Data to use:
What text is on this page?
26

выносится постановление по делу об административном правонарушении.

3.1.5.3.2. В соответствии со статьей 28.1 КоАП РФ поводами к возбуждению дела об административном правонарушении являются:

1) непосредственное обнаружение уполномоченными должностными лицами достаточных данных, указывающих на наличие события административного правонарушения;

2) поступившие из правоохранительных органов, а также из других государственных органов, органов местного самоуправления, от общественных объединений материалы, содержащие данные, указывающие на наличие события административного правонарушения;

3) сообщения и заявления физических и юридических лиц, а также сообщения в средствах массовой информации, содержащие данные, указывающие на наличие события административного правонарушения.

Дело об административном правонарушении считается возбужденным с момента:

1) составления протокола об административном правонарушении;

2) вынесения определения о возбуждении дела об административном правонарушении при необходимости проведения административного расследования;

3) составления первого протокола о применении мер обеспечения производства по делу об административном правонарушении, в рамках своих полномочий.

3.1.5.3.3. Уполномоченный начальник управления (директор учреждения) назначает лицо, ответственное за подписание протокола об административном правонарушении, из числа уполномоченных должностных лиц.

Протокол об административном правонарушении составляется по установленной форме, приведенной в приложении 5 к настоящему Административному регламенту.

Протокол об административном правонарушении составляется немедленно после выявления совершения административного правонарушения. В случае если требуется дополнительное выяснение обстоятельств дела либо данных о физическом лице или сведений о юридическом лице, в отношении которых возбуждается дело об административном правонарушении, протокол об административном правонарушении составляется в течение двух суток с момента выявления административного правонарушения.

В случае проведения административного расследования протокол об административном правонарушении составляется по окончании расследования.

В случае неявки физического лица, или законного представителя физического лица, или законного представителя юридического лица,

Your instructions:
Reproduce every line of the material above exactly.

Result of this exercise:
What text is on this page?
26

выносится постановление по делу об административном правонарушении.

3.1.5.3.2. В соответствии со статьей 28.1 КоАП РФ поводами к возбуждению дела об административном правонарушении являются:

1) непосредственное обнаружение уполномоченными должностными лицами достаточных данных, указывающих на наличие события административного правонарушения;

2) поступившие из правоохранительных органов, а также из других государственных органов, органов местного самоуправления, от общественных объединений материалы, содержащие данные, указывающие на наличие события административного правонарушения;

3) сообщения и заявления физических и юридических лиц, а также сообщения в средствах массовой информации, содержащие данные, указывающие на наличие события административного правонарушения.

Дело об административном правонарушении считается возбужденным с момента:

1) составления протокола об административном правонарушении;

2) вынесения определения о возбуждении дела об административном правонарушении при необходимости проведения административного расследования;

3) составления первого протокола о применении мер обеспечения производства по делу об административном правонарушении, в рамках своих полномочий.

3.1.5.3.3. Уполномоченный начальник управления (директор учреждения) назначает лицо, ответственное за подписание протокола об административном правонарушении, из числа уполномоченных должностных лиц.

Протокол об административном правонарушении составляется по установленной форме, приведенной в приложении 5 к настоящему Административному регламенту.

Протокол об административном правонарушении составляется немедленно после выявления совершения административного правонарушения. В случае если требуется дополнительное выяснение обстоятельств дела либо данных о физическом лице или сведений о юридическом лице, в отношении которых возбуждается дело об административном правонарушении, протокол об административном правонарушении составляется в течение двух суток с момента выявления административного правонарушения.

В случае проведения административного расследования протокол об административном правонарушении составляется по окончании расследования.

В случае неявки физического лица, или законного представителя физического лица, или законного представителя юридического лица,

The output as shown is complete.